**Exercice écrit 1**
Répondez aux questions suivantes à partir du texte sur la liberté des Africains :
(a) Quelle liberté les puissants nous accordent-ils ?
(b) Quelle liberté ne nous reconnaissent-ils pas ?
(c) Qui peut constituer des groupes de réflexion indépendants et autonomes ?
**Exercice écrit 2**
Résumez en deux phrases le texte sur la liberté des Africains.
**Exercice écrit 3**
Poursuivez le texte sur la liberté des Africains à partir de l'endroit où il s'arrête.

**Texte de lecture**
****

La liberté qu'ils nous accordent
est celle de nous entre déchirer en vue de porter au pouvoir les
dirigeants dont eux, les puissants ont besoin. Ils ne nous
reconnaissent pas par contre la liberté de choisir les politiques
économiques dont nous avons besoin, qui nécessite que les élus fassent
corps avec leurs peuples.

Tous les Africains qui ont accepté
des postes de responsabilités (surtout ceux qui sont passés par
l'agriculture, les finances, le commerce, l'industrie, l'énergie, les
mines…) savent très bien que nos marges de manœuvre sont limitées, ce
sont eux qui, en citoyens avertis et concernés, peuvent constituer des
groupes de réflexion indépendants et autonomes, porteurs d'alternatives
crédibles.

Vous êtes vraiment critique envers Nicolas Sarkozy. Pourquoi ?

****

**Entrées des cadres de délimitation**

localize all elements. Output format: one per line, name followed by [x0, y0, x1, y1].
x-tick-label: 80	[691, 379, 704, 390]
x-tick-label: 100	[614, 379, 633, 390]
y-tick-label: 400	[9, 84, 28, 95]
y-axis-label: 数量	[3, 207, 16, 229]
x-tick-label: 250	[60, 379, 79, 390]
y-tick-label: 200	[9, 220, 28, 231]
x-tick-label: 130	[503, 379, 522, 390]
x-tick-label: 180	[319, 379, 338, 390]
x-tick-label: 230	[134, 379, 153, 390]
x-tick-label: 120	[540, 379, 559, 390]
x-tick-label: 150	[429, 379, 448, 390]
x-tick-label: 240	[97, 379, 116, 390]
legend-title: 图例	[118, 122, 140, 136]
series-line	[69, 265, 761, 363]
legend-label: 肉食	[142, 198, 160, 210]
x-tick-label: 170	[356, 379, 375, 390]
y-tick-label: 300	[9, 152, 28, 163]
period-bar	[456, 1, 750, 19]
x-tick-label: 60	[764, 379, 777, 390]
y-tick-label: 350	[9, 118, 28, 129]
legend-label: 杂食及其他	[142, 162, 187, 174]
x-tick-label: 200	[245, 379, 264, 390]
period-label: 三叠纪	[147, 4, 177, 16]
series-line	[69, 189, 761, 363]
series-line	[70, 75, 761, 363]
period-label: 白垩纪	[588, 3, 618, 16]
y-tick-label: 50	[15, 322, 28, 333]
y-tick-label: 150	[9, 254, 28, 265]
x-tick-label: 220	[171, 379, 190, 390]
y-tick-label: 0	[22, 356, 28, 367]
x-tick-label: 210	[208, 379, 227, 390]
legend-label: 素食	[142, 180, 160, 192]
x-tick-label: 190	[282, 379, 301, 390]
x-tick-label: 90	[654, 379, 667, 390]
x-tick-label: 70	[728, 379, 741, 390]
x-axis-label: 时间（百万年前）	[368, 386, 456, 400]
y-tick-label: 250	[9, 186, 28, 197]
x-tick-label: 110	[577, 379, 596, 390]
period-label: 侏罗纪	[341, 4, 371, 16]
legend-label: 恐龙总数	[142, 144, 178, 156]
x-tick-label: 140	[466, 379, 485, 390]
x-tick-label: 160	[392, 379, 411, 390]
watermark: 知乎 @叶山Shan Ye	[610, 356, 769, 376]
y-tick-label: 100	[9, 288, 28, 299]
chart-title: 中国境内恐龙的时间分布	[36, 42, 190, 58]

****

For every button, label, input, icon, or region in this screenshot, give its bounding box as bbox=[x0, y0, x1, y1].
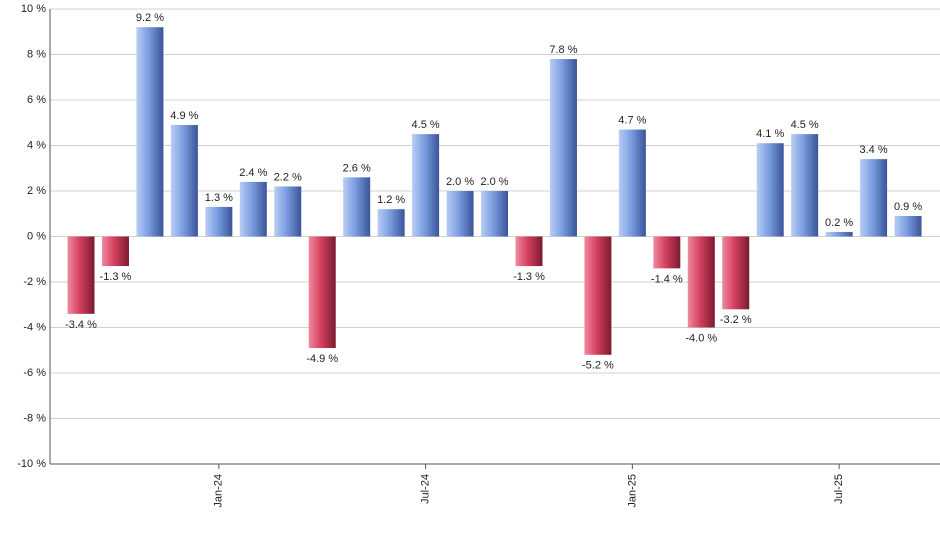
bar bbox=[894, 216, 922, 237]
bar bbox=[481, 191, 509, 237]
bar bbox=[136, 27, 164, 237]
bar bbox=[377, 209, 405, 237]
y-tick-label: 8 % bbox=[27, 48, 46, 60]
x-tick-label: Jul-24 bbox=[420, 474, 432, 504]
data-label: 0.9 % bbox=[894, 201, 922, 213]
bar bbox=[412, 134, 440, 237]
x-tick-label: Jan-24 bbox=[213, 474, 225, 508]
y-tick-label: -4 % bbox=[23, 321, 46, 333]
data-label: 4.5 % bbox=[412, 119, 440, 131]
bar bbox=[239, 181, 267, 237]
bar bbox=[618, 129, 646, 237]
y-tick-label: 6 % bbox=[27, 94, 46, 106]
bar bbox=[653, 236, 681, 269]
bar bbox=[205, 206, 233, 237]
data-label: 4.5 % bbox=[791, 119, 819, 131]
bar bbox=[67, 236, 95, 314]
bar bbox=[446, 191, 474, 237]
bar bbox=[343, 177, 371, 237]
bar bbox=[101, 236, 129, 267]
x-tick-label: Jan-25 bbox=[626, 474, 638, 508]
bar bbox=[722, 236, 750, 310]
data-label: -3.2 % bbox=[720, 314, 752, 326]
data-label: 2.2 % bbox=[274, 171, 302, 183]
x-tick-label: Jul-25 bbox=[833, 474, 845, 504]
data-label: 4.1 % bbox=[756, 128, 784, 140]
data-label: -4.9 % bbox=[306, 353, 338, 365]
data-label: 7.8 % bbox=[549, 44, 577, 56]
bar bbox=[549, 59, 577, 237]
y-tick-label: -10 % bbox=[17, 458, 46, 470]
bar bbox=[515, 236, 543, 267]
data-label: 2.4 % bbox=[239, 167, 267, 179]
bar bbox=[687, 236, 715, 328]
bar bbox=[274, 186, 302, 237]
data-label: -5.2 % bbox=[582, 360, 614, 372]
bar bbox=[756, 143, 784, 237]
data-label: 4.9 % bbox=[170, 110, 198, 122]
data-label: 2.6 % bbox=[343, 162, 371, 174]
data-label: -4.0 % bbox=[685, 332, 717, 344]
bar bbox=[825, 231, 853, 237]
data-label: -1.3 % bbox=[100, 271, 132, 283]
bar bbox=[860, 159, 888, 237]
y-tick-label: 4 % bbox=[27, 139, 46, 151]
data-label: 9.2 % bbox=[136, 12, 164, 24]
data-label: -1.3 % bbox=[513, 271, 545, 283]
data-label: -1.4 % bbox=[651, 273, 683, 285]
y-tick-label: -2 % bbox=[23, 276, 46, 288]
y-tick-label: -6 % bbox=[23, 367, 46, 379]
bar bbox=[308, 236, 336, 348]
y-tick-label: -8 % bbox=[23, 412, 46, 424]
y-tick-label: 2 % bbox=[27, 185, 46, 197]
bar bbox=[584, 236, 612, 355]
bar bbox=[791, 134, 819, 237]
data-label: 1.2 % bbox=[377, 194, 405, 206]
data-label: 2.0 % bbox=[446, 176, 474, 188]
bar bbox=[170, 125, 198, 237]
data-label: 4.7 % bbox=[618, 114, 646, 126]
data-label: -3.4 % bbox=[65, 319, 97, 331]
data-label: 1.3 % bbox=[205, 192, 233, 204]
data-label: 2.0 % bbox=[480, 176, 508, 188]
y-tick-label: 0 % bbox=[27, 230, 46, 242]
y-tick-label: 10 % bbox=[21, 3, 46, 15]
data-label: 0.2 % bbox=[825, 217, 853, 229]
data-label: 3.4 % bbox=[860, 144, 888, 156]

****

**Réponse écrite 1**
(a) Celle de se déchirer entre nous pour porter au pouvoir les dirigeants dont les puissants ont besoin.
(b) Celle de choisir les politiques économiques dont nous avons besoin.
(c) Les Africains qui ont accepté des postes de responsabilités.

**Réponse écrite 2**
Les puissants laissent aux Africains la liberté de se diviser pour porter au pouvoir les dirigeants qui leur conviennent, mais non celle de choisir leurs propres politiques économiques. Les Africains qui ont occupé des postes de responsabilités connaissent les limites de leur marge de manœuvre et peuvent former des groupes de réflexion indépendants porteurs d'alternatives crédibles.

**Réponse écrite 3**
Je ne veux pas personnaliser. Ce
n'est pas parce u'il s'appelle Nicolas Sarkozy que je critique sa
lecture et son interprétation des faits relatifs à l'Afrique. Je
m'étais déjà adressée au Président des Français à propos de la Côte
d'Ivoire et de l'Afrique en général. Notre histoire commune et
l'asymétrie des rapports de force qui en a découlé, poussent la France
à penser et à décider pour nous sans tirer les conséquences de cette
domination et cette ingérence.

L'histoire retiendra que Nicolas Sarkozy est non seulement l'inventeur de "l'immigration choisie" ainsi
que du Ministère de l'hostilité, mais qu'il est également celui qui
veut profiter de la présidence française de l'Europe pour inciter les
autres membres à durcir davantage les politiques migratoires
européennes.

La directive "retour" et le pacte européen sur l'immigration et l'asile sont les dernières traductions de ce durcissement.
Je me suis juste saisie de
certains aspects de son discours pour prouver qu'il se trompe de lieu
et d'histoire quand il parle de l'Afrique.

Alors, il me semblait surtout
important de rappeler que le gonflement des flux migratoires vers
l'Europe à partir de la fin de la décennie 80 est l'une des
conséquences des programmes d'ajustement structurel et d'une manière
générale de la nature extravertie du modèle économique imposé à nos
pays.
Comment voyez-vous l'émigration actuellement ?

L'émigration n'a rien de nouveau.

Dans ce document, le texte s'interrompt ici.